-- DATA RECORDS start --
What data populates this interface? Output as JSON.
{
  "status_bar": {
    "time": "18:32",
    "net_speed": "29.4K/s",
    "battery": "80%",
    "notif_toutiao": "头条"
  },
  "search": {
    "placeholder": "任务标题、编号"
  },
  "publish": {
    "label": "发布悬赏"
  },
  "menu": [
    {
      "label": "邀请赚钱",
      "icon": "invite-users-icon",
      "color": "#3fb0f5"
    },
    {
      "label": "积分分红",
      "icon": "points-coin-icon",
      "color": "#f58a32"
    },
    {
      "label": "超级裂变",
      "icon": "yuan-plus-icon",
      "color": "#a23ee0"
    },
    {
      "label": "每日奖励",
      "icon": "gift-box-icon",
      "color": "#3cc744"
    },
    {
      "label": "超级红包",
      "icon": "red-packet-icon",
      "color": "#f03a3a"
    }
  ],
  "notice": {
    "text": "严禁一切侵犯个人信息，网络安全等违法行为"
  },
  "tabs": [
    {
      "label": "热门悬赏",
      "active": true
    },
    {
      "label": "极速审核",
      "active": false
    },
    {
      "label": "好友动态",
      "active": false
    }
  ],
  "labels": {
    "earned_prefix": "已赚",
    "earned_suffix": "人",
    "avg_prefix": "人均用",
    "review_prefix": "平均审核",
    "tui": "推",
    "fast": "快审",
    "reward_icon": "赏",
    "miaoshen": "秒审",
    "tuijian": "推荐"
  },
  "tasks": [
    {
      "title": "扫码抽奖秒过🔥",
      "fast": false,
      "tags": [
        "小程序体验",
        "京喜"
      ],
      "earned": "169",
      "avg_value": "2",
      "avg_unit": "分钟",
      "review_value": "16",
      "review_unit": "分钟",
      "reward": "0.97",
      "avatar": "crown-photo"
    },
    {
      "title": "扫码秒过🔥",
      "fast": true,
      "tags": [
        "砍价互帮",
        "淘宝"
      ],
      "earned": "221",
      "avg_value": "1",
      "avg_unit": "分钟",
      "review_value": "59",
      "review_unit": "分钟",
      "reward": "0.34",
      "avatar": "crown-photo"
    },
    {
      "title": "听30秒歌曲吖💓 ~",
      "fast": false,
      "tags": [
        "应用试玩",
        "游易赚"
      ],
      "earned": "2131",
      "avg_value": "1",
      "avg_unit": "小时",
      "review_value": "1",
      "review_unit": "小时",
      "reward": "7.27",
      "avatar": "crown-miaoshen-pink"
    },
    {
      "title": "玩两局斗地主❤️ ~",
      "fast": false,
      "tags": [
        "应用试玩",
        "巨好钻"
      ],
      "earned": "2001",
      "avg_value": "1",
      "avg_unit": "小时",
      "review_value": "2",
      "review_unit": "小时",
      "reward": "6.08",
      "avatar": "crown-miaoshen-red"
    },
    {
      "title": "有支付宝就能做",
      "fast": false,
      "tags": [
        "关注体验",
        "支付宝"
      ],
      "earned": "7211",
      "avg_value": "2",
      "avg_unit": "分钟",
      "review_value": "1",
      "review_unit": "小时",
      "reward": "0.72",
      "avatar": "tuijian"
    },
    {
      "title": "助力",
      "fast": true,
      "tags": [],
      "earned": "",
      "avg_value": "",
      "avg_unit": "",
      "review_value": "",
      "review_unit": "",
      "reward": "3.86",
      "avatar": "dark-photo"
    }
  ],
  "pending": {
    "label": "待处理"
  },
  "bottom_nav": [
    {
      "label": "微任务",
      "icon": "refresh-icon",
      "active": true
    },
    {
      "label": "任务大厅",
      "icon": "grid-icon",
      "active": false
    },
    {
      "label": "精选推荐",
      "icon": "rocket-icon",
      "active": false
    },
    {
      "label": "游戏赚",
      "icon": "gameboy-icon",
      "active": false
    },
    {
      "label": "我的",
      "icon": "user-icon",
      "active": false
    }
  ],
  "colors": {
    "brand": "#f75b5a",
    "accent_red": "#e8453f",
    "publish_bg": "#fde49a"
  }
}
-- DATA RECORDS end --
REQUIREMENT → Print out every entry, keeping each one exact.

RESULT →
What data populates this interface? Output as JSON.
{
  "status_bar": {
    "time": "18:32",
    "net_speed": "29.4K/s",
    "battery": "80%",
    "notif_toutiao": "头条"
  },
  "search": {
    "placeholder": "任务标题、编号"
  },
  "publish": {
    "label": "发布悬赏"
  },
  "menu": [
    {
      "label": "邀请赚钱",
      "icon": "invite-users-icon",
      "color": "#3fb0f5"
    },
    {
      "label": "积分分红",
      "icon": "points-coin-icon",
      "color": "#f58a32"
    },
    {
      "label": "超级裂变",
      "icon": "yuan-plus-icon",
      "color": "#a23ee0"
    },
    {
      "label": "每日奖励",
      "icon": "gift-box-icon",
      "color": "#3cc744"
    },
    {
      "label": "超级红包",
      "icon": "red-packet-icon",
      "color": "#f03a3a"
    }
  ],
  "notice": {
    "text": "严禁一切侵犯个人信息，网络安全等违法行为"
  },
  "tabs": [
    {
      "label": "热门悬赏",
      "active": true
    },
    {
      "label": "极速审核",
      "active": false
    },
    {
      "label": "好友动态",
      "active": false
    }
  ],
  "labels": {
    "earned_prefix": "已赚",
    "earned_suffix": "人",
    "avg_prefix": "人均用",
    "review_prefix": "平均审核",
    "tui": "推",
    "fast": "快审",
    "reward_icon": "赏",
    "miaoshen": "秒审",
    "tuijian": "推荐"
  },
  "tasks": [
    {
      "title": "扫码抽奖秒过🔥",
      "fast": false,
      "tags": [
        "小程序体验",
        "京喜"
      ],
      "earned": "169",
      "avg_value": "2",
      "avg_unit": "分钟",
      "review_value": "16",
      "review_unit": "分钟",
      "reward": "0.97",
      "avatar": "crown-photo"
    },
    {
      "title": "扫码秒过🔥",
      "fast": true,
      "tags": [
        "砍价互帮",
        "淘宝"
      ],
      "earned": "221",
      "avg_value": "1",
      "avg_unit": "分钟",
      "review_value": "59",
      "review_unit": "分钟",
      "reward": "0.34",
      "avatar": "crown-photo"
    },
    {
      "title": "听30秒歌曲吖💓 ~",
      "fast": false,
      "tags": [
        "应用试玩",
        "游易赚"
      ],
      "earned": "2131",
      "avg_value": "1",
      "avg_unit": "小时",
      "review_value": "1",
      "review_unit": "小时",
      "reward": "7.27",
      "avatar": "crown-miaoshen-pink"
    },
    {
      "title": "玩两局斗地主❤️ ~",
      "fast": false,
      "tags": [
        "应用试玩",
        "巨好钻"
      ],
      "earned": "2001",
      "avg_value": "1",
      "avg_unit": "小时",
      "review_value": "2",
      "review_unit": "小时",
      "reward": "6.08",
      "avatar": "crown-miaoshen-red"
    },
    {
      "title": "有支付宝就能做",
      "fast": false,
      "tags": [
        "关注体验",
        "支付宝"
      ],
      "earned": "7211",
      "avg_value": "2",
      "avg_unit": "分钟",
      "review_value": "1",
      "review_unit": "小时",
      "reward": "0.72",
      "avatar": "tuijian"
    },
    {
      "title": "助力",
      "fast": true,
      "tags": [],
      "earned": "",
      "avg_value": "",
      "avg_unit": "",
      "review_value": "",
      "review_unit": "",
      "reward": "3.86",
      "avatar": "dark-photo"
    }
  ],
  "pending": {
    "label": "待处理"
  },
  "bottom_nav": [
    {
      "label": "微任务",
      "icon": "refresh-icon",
      "active": true
    },
    {
      "label": "任务大厅",
      "icon": "grid-icon",
      "active": false
    },
    {
      "label": "精选推荐",
      "icon": "rocket-icon",
      "active": false
    },
    {
      "label": "游戏赚",
      "icon": "gameboy-icon",
      "active": false
    },
    {
      "label": "我的",
      "icon": "user-icon",
      "active": false
    }
  ],
  "colors": {
    "brand": "#f75b5a",
    "accent_red": "#e8453f",
    "publish_bg": "#fde49a"
  }
}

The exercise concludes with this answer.